• Records for processing:
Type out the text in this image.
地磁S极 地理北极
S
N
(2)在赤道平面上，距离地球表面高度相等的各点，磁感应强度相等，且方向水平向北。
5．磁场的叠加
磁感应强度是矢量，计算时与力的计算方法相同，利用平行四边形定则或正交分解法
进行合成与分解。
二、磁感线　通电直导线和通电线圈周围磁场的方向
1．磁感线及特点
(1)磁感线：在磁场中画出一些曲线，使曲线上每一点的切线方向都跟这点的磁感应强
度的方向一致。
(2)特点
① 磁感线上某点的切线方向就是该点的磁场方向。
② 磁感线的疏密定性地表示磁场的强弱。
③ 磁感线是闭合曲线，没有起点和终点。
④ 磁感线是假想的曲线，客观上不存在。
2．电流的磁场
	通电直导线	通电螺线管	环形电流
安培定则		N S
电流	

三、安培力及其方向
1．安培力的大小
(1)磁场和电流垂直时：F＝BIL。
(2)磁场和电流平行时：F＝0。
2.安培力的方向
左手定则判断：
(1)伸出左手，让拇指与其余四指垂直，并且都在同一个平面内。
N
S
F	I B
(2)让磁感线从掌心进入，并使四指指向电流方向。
* * *
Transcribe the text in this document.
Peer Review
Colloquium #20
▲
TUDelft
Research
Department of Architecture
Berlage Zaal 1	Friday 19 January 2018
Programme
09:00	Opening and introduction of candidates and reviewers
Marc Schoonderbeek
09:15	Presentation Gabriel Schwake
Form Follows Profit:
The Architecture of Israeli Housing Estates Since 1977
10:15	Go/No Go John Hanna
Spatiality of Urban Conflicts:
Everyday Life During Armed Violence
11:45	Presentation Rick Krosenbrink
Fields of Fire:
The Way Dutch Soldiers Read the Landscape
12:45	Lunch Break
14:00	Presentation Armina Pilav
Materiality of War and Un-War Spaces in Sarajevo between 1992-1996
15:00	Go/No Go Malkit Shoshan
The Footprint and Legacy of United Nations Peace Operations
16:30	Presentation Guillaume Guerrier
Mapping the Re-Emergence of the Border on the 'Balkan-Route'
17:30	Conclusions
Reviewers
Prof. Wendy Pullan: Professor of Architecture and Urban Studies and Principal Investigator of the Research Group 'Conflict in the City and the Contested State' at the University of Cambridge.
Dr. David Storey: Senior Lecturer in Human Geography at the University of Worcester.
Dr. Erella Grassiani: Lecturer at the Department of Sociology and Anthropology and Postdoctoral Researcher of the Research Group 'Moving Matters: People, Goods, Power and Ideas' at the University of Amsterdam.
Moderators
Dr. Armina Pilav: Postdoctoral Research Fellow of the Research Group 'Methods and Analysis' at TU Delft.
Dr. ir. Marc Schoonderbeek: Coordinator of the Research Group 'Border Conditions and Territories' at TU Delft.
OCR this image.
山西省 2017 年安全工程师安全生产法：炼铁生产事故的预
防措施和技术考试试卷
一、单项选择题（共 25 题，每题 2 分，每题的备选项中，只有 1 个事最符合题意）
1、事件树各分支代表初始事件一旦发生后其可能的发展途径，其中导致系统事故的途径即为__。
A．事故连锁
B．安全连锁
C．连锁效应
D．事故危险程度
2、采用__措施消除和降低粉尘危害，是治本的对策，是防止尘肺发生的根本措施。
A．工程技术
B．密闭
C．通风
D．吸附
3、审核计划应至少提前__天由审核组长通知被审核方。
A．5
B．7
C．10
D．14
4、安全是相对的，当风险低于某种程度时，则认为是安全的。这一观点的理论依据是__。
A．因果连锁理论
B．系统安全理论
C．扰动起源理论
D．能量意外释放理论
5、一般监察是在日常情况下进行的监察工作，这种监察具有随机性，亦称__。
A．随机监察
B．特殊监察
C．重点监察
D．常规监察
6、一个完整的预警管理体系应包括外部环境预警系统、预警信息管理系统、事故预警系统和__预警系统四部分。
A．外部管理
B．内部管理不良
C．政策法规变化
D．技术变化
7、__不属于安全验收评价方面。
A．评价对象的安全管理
...
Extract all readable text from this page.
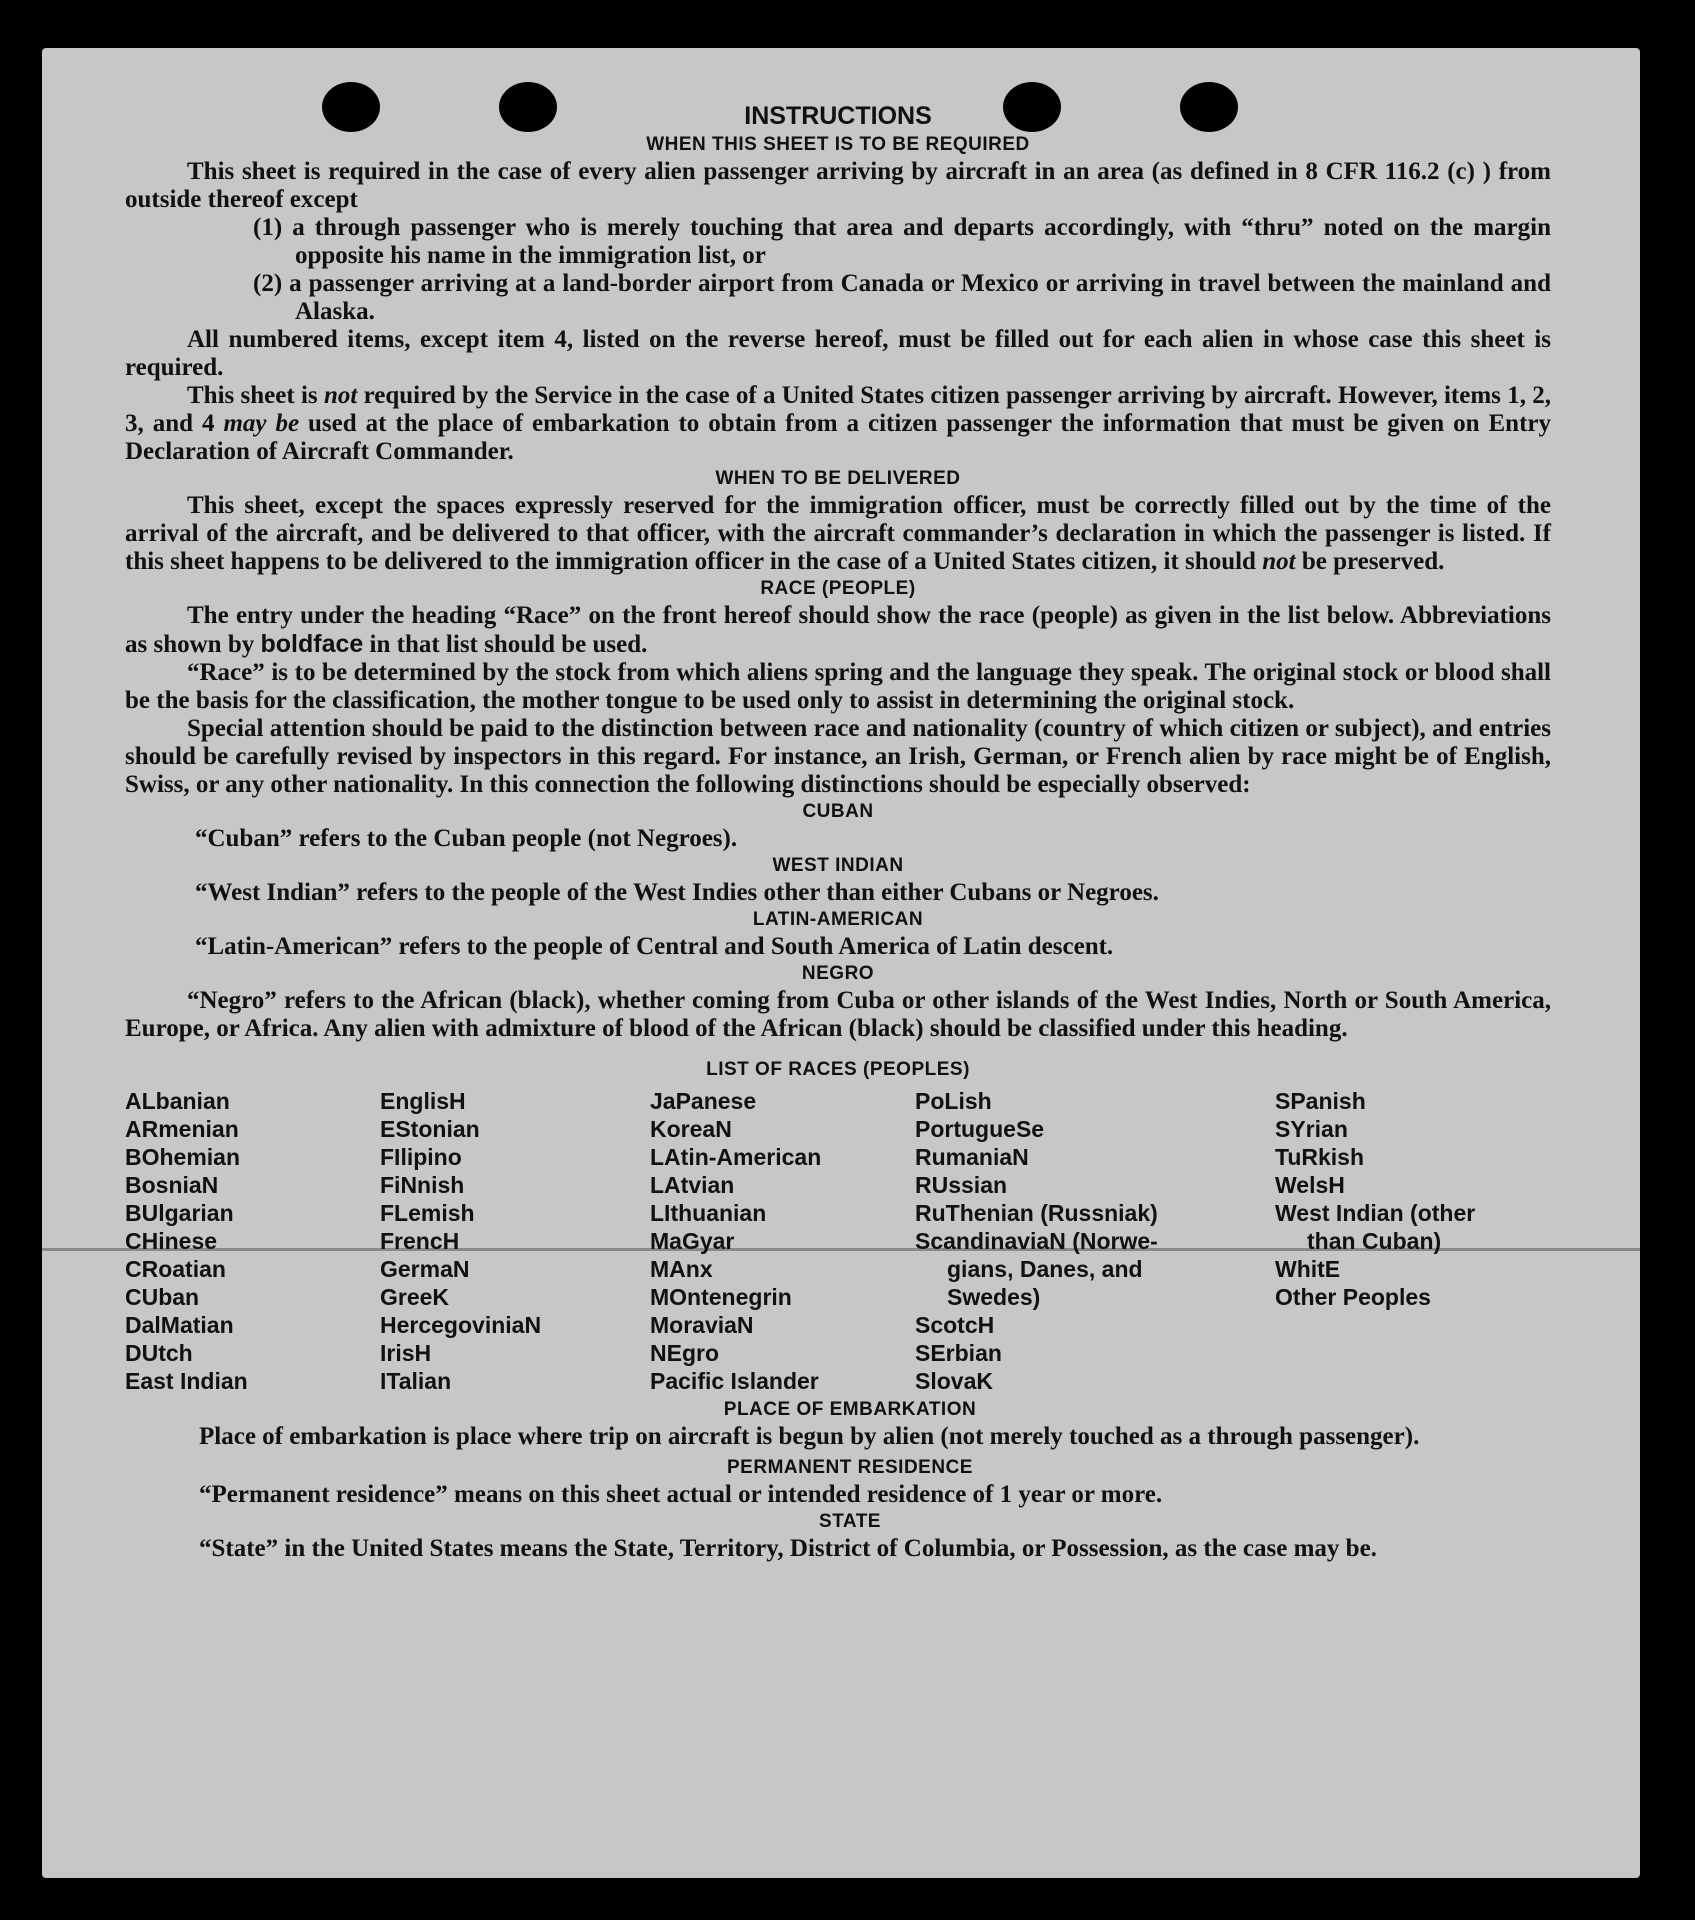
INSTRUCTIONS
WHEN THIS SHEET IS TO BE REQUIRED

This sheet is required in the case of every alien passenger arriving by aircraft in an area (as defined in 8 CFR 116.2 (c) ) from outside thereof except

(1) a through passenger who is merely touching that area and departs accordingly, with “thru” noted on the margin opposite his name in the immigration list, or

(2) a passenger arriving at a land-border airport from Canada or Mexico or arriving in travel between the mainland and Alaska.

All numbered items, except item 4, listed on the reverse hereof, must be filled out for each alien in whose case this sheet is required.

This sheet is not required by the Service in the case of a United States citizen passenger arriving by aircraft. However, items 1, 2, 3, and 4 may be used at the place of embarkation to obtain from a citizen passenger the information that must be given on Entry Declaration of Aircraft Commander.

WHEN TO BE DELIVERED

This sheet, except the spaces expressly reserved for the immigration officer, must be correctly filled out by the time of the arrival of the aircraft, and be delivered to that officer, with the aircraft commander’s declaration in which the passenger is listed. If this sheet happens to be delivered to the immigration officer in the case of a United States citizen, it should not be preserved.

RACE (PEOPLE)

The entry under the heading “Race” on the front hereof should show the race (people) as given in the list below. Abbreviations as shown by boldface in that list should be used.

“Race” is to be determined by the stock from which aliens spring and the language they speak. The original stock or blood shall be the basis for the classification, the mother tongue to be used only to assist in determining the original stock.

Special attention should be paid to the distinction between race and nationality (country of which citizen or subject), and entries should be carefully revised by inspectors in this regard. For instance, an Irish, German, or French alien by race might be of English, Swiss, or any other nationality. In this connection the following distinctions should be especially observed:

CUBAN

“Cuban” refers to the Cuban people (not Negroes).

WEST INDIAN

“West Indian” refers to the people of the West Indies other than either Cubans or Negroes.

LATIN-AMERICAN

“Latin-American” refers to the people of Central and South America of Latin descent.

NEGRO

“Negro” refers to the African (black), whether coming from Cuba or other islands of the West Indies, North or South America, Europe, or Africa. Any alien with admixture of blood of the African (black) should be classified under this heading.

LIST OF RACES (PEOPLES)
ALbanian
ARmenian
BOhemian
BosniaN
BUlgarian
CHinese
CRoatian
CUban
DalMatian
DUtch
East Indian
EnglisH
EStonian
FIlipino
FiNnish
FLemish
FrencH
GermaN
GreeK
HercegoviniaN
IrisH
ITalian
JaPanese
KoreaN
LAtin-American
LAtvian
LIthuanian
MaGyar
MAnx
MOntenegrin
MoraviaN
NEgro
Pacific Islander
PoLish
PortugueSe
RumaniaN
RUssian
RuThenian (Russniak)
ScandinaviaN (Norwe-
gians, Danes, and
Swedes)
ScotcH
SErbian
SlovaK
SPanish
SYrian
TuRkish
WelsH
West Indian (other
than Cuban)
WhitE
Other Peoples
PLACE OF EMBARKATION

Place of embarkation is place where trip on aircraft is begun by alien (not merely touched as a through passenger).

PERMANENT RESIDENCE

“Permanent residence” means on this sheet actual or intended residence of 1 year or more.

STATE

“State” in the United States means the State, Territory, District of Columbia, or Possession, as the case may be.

• Stated problem:
From the listing above, pick out every line containing "image".

• Exercise output:
Type out the text in this image.
OCR this image.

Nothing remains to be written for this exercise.